## Excerpt from a dataset
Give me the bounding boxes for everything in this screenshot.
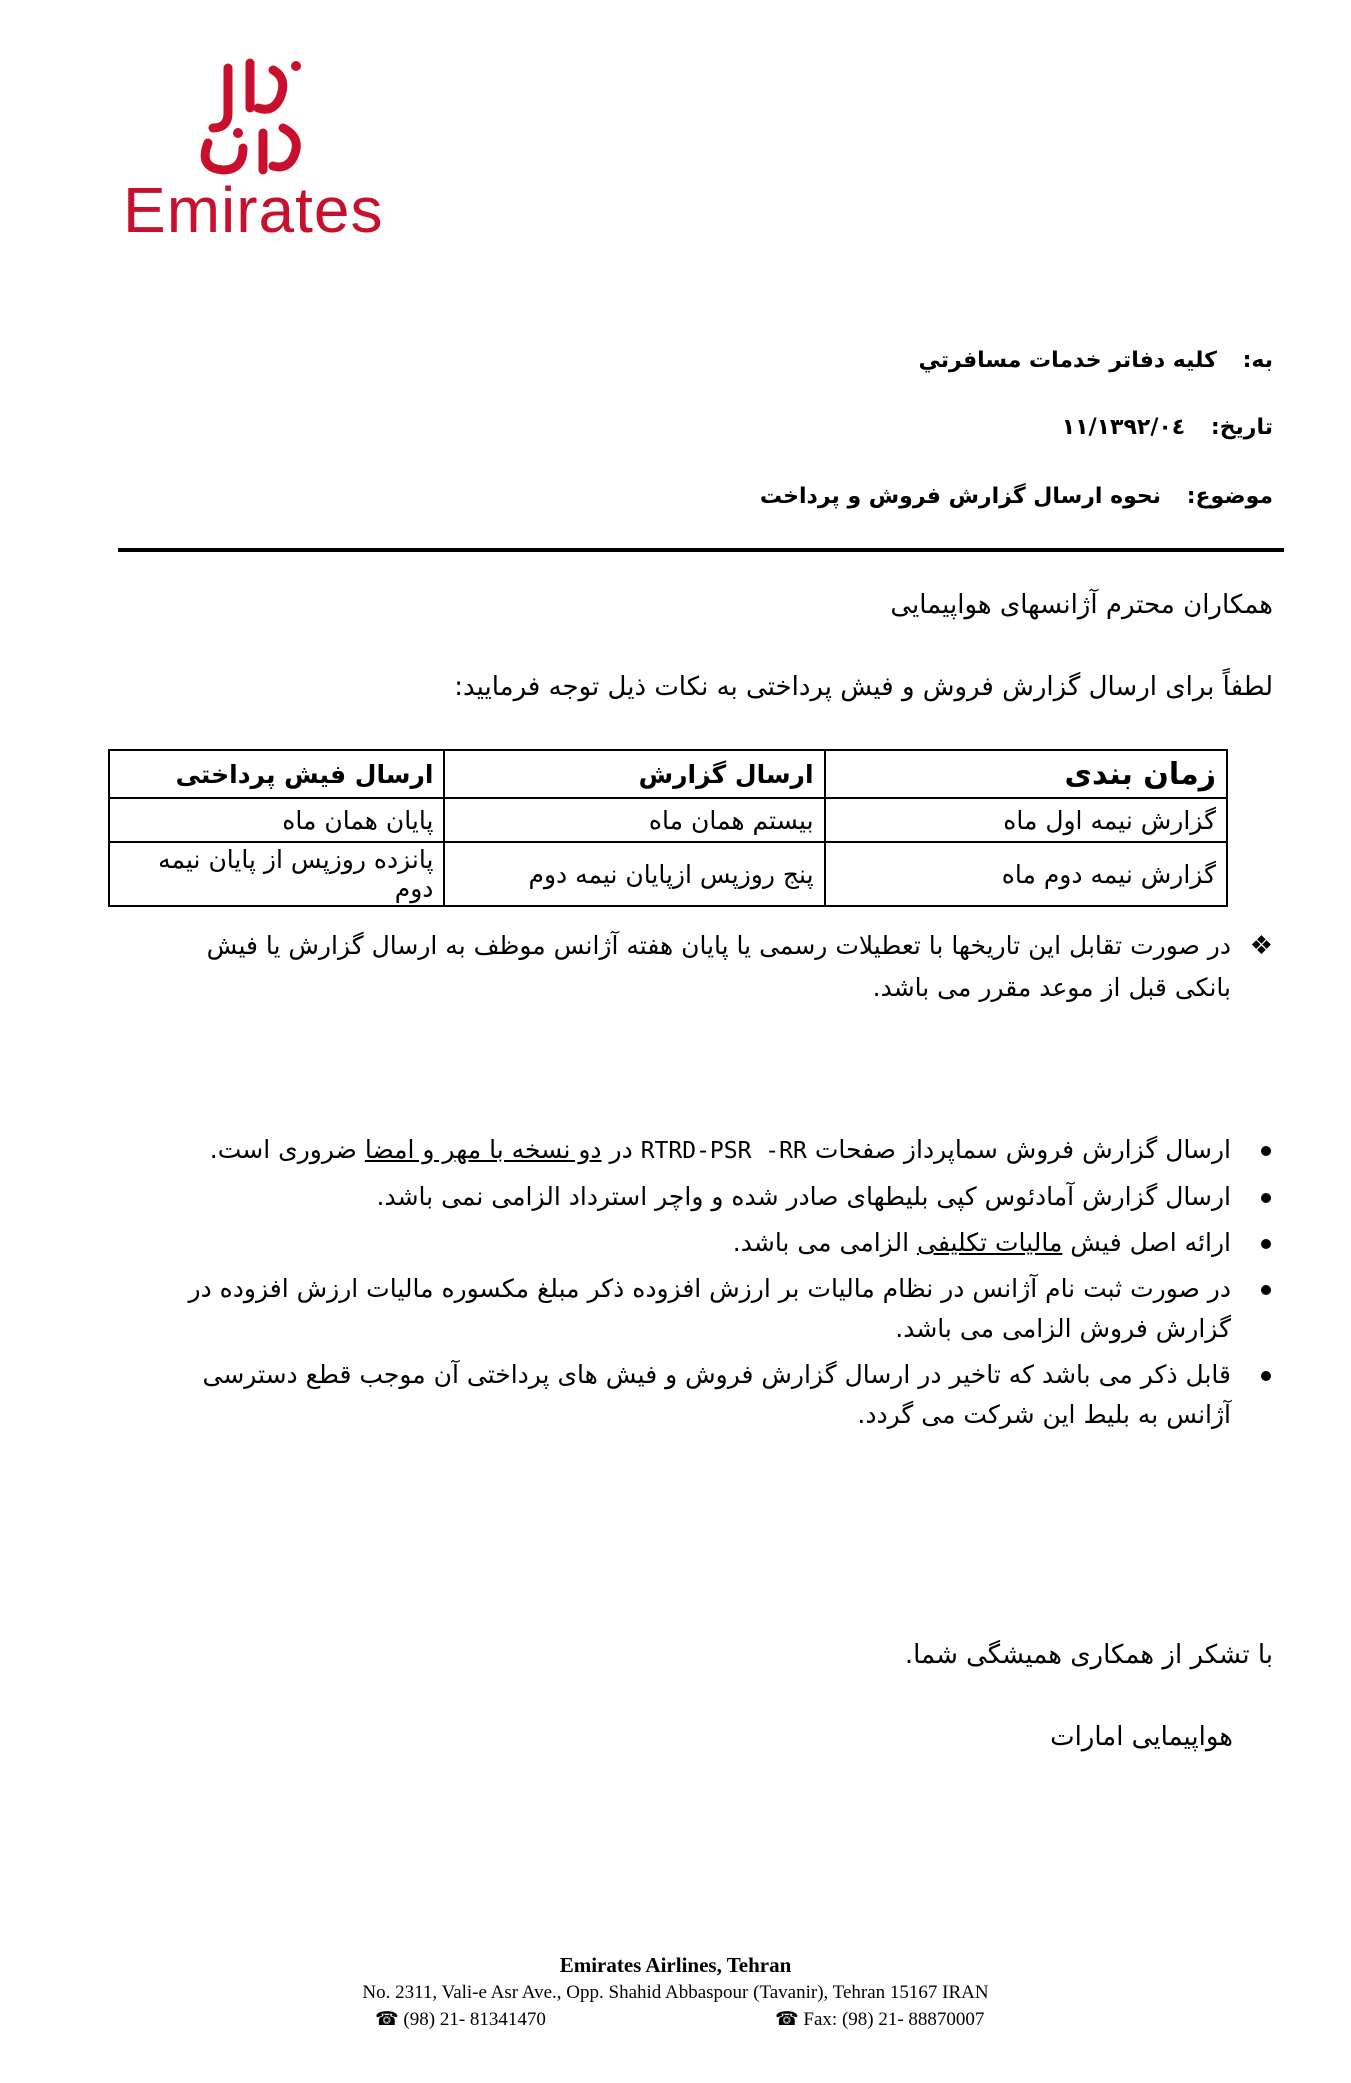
footer xyxy=(0,1952,1351,2033)
date-label: تاریخ: xyxy=(1210,415,1273,440)
emirates-wordmark: Emirates xyxy=(123,174,384,246)
list-item-text: الزامی می باشد. xyxy=(732,1228,910,1257)
table-cell: پنج روزپس ازپایان نیمه دوم xyxy=(444,842,824,906)
signature: هواپیمایی امارات xyxy=(1050,1722,1233,1752)
table-cell: گزارش نیمه دوم ماه xyxy=(825,842,1227,906)
holiday-note xyxy=(171,925,1273,1009)
greeting: همكاران محترم آژانسهای هواپیمایی xyxy=(890,590,1273,620)
table-row xyxy=(109,798,1227,842)
underlined-text: دو نسخه با مهر و امضا xyxy=(364,1135,602,1164)
footer-phone: ☎ (98) 21- 81341470 xyxy=(375,2009,546,2030)
bullet-dot-icon xyxy=(1261,1285,1271,1295)
list-item xyxy=(171,1177,1231,1217)
footer-fax: ☎ Fax: (98) 21- 88870007 xyxy=(775,2009,985,2030)
table-header-cell: ارسال گزارش xyxy=(444,750,824,798)
header-divider xyxy=(118,548,1284,552)
recipient-line xyxy=(919,348,1274,373)
footer-contacts xyxy=(0,2006,1351,2033)
subject-value: نحوه ارسال گزارش فروش و پرداخت xyxy=(759,484,1162,509)
footer-address: No. 2311, Vali-e Asr Ave., Opp. Shahid Abbaspour (Tavanir), Tehran 15167 IRAN xyxy=(362,1982,989,2003)
footer-company: Emirates Airlines, Tehran xyxy=(559,1953,792,1977)
closing-thanks: با تشكر از همكاری همیشگی شما. xyxy=(904,1640,1273,1670)
date-value: ۱۳۹۲/۰٤/۱۱ xyxy=(1061,415,1186,440)
table-cell: گزارش نیمه اول ماه xyxy=(825,798,1227,842)
table-cell: پانزده روزپس از پایان نیمه دوم xyxy=(109,842,444,906)
table-cell: پایان همان ماه xyxy=(109,798,444,842)
list-item xyxy=(171,1269,1231,1349)
arabic-calligraphy-logo-icon xyxy=(188,58,318,188)
schedule-table xyxy=(108,749,1228,907)
table-header-cell: زمان بندی xyxy=(825,750,1227,798)
list-item-text: در صورت ثبت نام آژانس در نظام مالیات بر ارزش افزوده ذكر مبلغ مكسوره مالیات ارزش افزوده در گزارش فروش الزامی می باشد. xyxy=(188,1274,1231,1343)
intro-text: لطفاً برای ارسال گزارش فروش و فیش پرداختی به نكات ذیل توجه فرمایید: xyxy=(454,672,1273,702)
bullet-dot-icon xyxy=(1261,1193,1271,1203)
list-item-text: قابل ذكر می باشد كه تاخیر در ارسال گزارش فروش و فیش های پرداختی آن موجب قطع دسترسی آژانس به بلیط این شركت می گردد. xyxy=(202,1360,1231,1429)
subject-line xyxy=(760,484,1273,509)
date-line xyxy=(1062,415,1273,440)
bullet-dot-icon xyxy=(1261,1371,1271,1381)
instruction-list xyxy=(171,1130,1231,1441)
list-item-text: در xyxy=(609,1135,633,1164)
table-header-row xyxy=(109,750,1227,798)
emirates-logo xyxy=(118,58,384,248)
underlined-text: مالیات تكلیفی xyxy=(917,1228,1063,1257)
table-row xyxy=(109,842,1227,906)
bullet-dot-icon xyxy=(1261,1146,1271,1156)
list-item-text: ارائه اصل فیش xyxy=(1070,1228,1231,1257)
diamond-bullet-icon: ❖ xyxy=(1249,931,1273,961)
table-header-cell: ارسال فیش پرداختی xyxy=(109,750,444,798)
list-item-text: ارسال گزارش آمادئوس كپی بلیطهای صادر شده و واچر استرداد الزامی نمی باشد. xyxy=(376,1182,1231,1211)
recipient-label: به: xyxy=(1242,348,1273,373)
list-item-text: ضروری است. xyxy=(209,1135,357,1164)
recipient-value: كليه دفاتر خدمات مسافرتي xyxy=(918,348,1217,373)
list-item xyxy=(171,1223,1231,1263)
report-code: RTRD-PSR -RR xyxy=(640,1138,807,1164)
holiday-note-text: در صورت تقابل این تاریخها با تعطیلات رسمی یا پایان هفته آژانس موظف به ارسال گزارش یا فیش بانكی قبل از موعد مقرر می باشد. xyxy=(206,931,1231,1002)
table-cell: بیستم همان ماه xyxy=(444,798,824,842)
list-item xyxy=(171,1355,1231,1435)
list-item xyxy=(171,1130,1231,1171)
subject-label: موضوع: xyxy=(1186,484,1273,509)
bullet-dot-icon xyxy=(1261,1239,1271,1249)
list-item-text: ارسال گزارش فروش سماپرداز صفحات xyxy=(814,1135,1231,1164)
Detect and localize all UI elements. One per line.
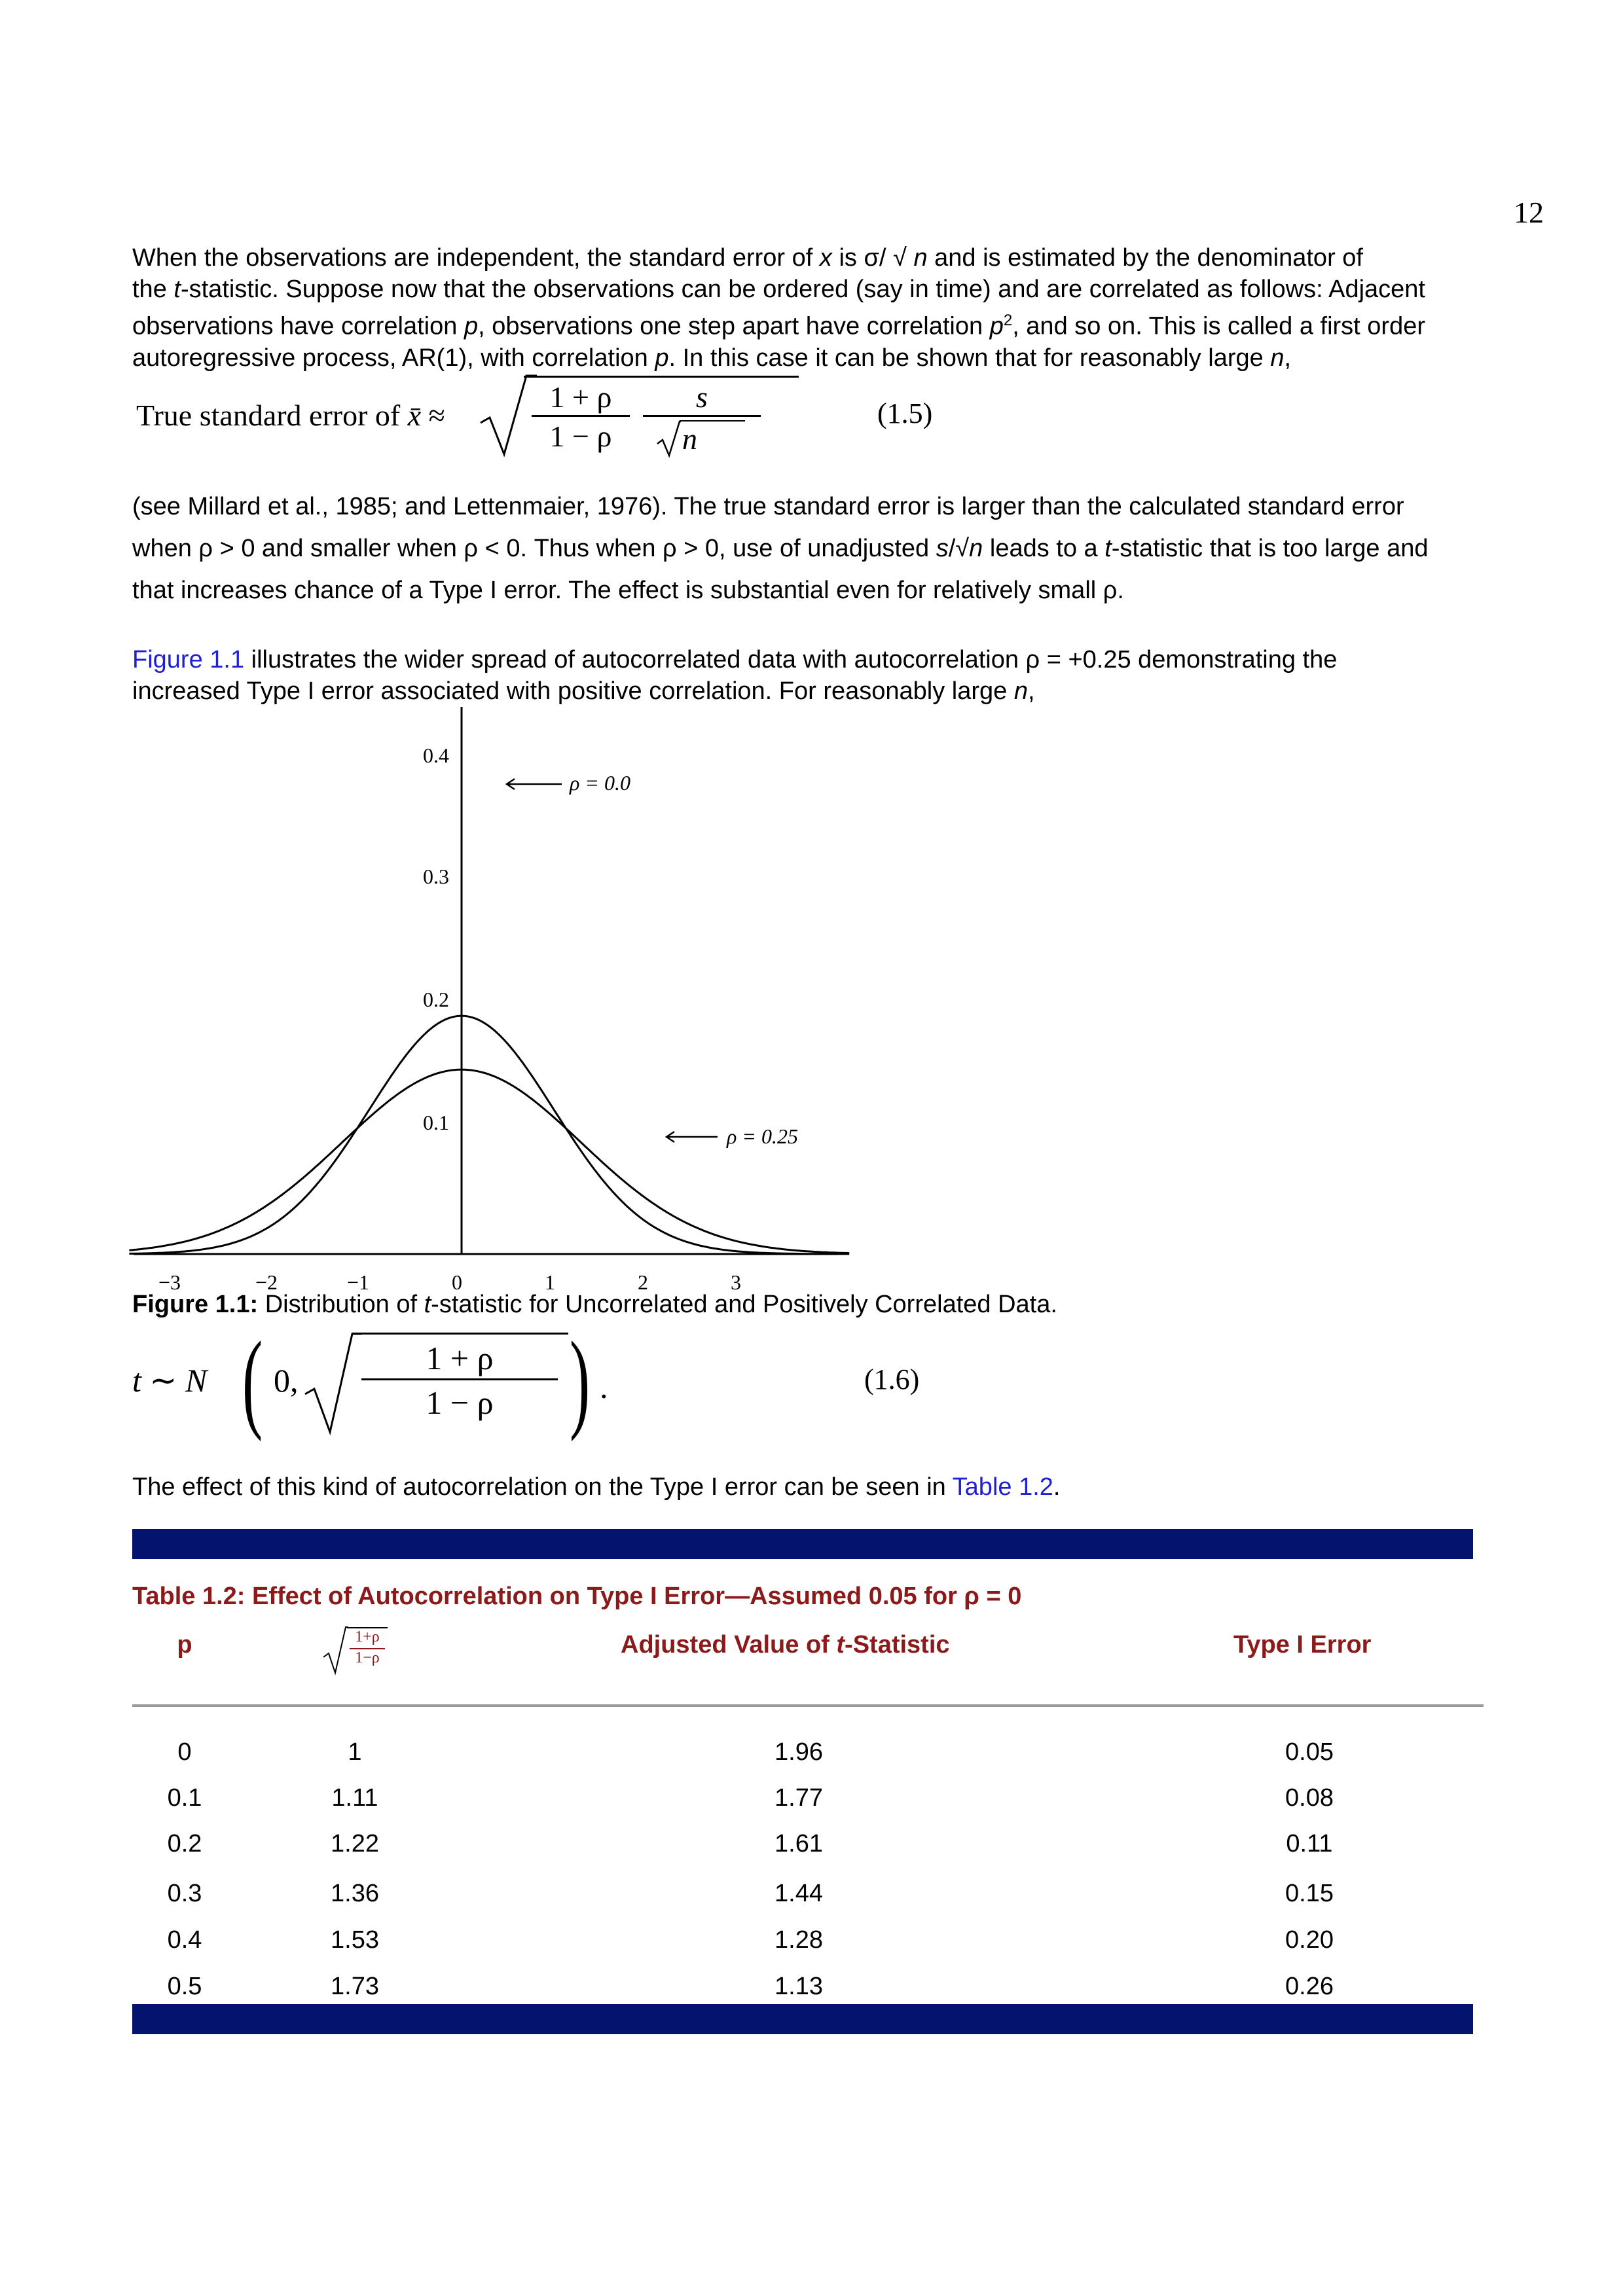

## WHAT IS ASKED
Can you pull every line from the material above, unchanged and in order, while leaving out the pictures?

## OUTPUT FOR THIS TASK
Give me the bounding boxes for everything in this screenshot.
footer xyxy=(0,1952,1351,2033)
date-label: تاریخ: xyxy=(1210,415,1273,440)
emirates-wordmark: Emirates xyxy=(123,174,384,246)
list-item-text: الزامی می باشد. xyxy=(732,1228,910,1257)
table-cell: پنج روزپس ازپایان نیمه دوم xyxy=(444,842,824,906)
signature: هواپیمایی امارات xyxy=(1050,1722,1233,1752)
table-cell: گزارش نیمه دوم ماه xyxy=(825,842,1227,906)
holiday-note xyxy=(171,925,1273,1009)
greeting: همكاران محترم آژانسهای هواپیمایی xyxy=(890,590,1273,620)
table-row xyxy=(109,798,1227,842)
underlined-text: دو نسخه با مهر و امضا xyxy=(364,1135,602,1164)
footer-phone: ☎ (98) 21- 81341470 xyxy=(375,2009,546,2030)
bullet-dot-icon xyxy=(1261,1285,1271,1295)
list-item xyxy=(171,1177,1231,1217)
footer-fax: ☎ Fax: (98) 21- 88870007 xyxy=(775,2009,985,2030)
table-header-cell: ارسال گزارش xyxy=(444,750,824,798)
header-divider xyxy=(118,548,1284,552)
recipient-line xyxy=(919,348,1274,373)
footer-contacts xyxy=(0,2006,1351,2033)
subject-value: نحوه ارسال گزارش فروش و پرداخت xyxy=(759,484,1162,509)
footer-address: No. 2311, Vali-e Asr Ave., Opp. Shahid Abbaspour (Tavanir), Tehran 15167 IRAN xyxy=(362,1982,989,2003)
footer-company: Emirates Airlines, Tehran xyxy=(559,1953,792,1977)
closing-thanks: با تشكر از همكاری همیشگی شما. xyxy=(904,1640,1273,1670)
date-value: ۱۳۹۲/۰٤/۱۱ xyxy=(1061,415,1186,440)
table-cell: گزارش نیمه اول ماه xyxy=(825,798,1227,842)
table-cell: پانزده روزپس از پایان نیمه دوم xyxy=(109,842,444,906)
table-cell: پایان همان ماه xyxy=(109,798,444,842)
list-item xyxy=(171,1269,1231,1349)
arabic-calligraphy-logo-icon xyxy=(188,58,318,188)
schedule-table xyxy=(108,749,1228,907)
table-header-cell: زمان بندی xyxy=(825,750,1227,798)
list-item-text: در صورت ثبت نام آژانس در نظام مالیات بر ارزش افزوده ذكر مبلغ مكسوره مالیات ارزش افزوده در گزارش فروش الزامی می باشد. xyxy=(188,1274,1231,1343)
intro-text: لطفاً برای ارسال گزارش فروش و فیش پرداختی به نكات ذیل توجه فرمایید: xyxy=(454,672,1273,702)
bullet-dot-icon xyxy=(1261,1193,1271,1203)
list-item-text: قابل ذكر می باشد كه تاخیر در ارسال گزارش فروش و فیش های پرداختی آن موجب قطع دسترسی آژانس به بلیط این شركت می گردد. xyxy=(202,1360,1231,1429)
subject-line xyxy=(760,484,1273,509)
date-line xyxy=(1062,415,1273,440)
bullet-dot-icon xyxy=(1261,1371,1271,1381)
instruction-list xyxy=(171,1130,1231,1441)
list-item-text: در xyxy=(609,1135,633,1164)
table-header-row xyxy=(109,750,1227,798)
emirates-logo xyxy=(118,58,384,248)
underlined-text: مالیات تكلیفی xyxy=(917,1228,1063,1257)
table-row xyxy=(109,842,1227,906)
bullet-dot-icon xyxy=(1261,1146,1271,1156)
list-item-text: ارائه اصل فیش xyxy=(1070,1228,1231,1257)
diamond-bullet-icon: ❖ xyxy=(1249,931,1273,961)
table-header-cell: ارسال فیش پرداختی xyxy=(109,750,444,798)
list-item-text: ارسال گزارش آمادئوس كپی بلیطهای صادر شده و واچر استرداد الزامی نمی باشد. xyxy=(376,1182,1231,1211)
recipient-label: به: xyxy=(1242,348,1273,373)
list-item-text: ضروری است. xyxy=(209,1135,357,1164)
recipient-value: كليه دفاتر خدمات مسافرتي xyxy=(918,348,1217,373)
list-item xyxy=(171,1223,1231,1263)
report-code: RTRD-PSR -RR xyxy=(640,1138,807,1164)
holiday-note-text: در صورت تقابل این تاریخها با تعطیلات رسمی یا پایان هفته آژانس موظف به ارسال گزارش یا فیش بانكی قبل از موعد مقرر می باشد. xyxy=(206,931,1231,1002)
table-cell: بیستم همان ماه xyxy=(444,798,824,842)
list-item xyxy=(171,1355,1231,1435)
list-item xyxy=(171,1130,1231,1171)
subject-label: موضوع: xyxy=(1186,484,1273,509)
bullet-dot-icon xyxy=(1261,1239,1271,1249)
list-item-text: ارسال گزارش فروش سماپرداز صفحات xyxy=(814,1135,1231,1164)
Detect and localize all UI elements. One per line.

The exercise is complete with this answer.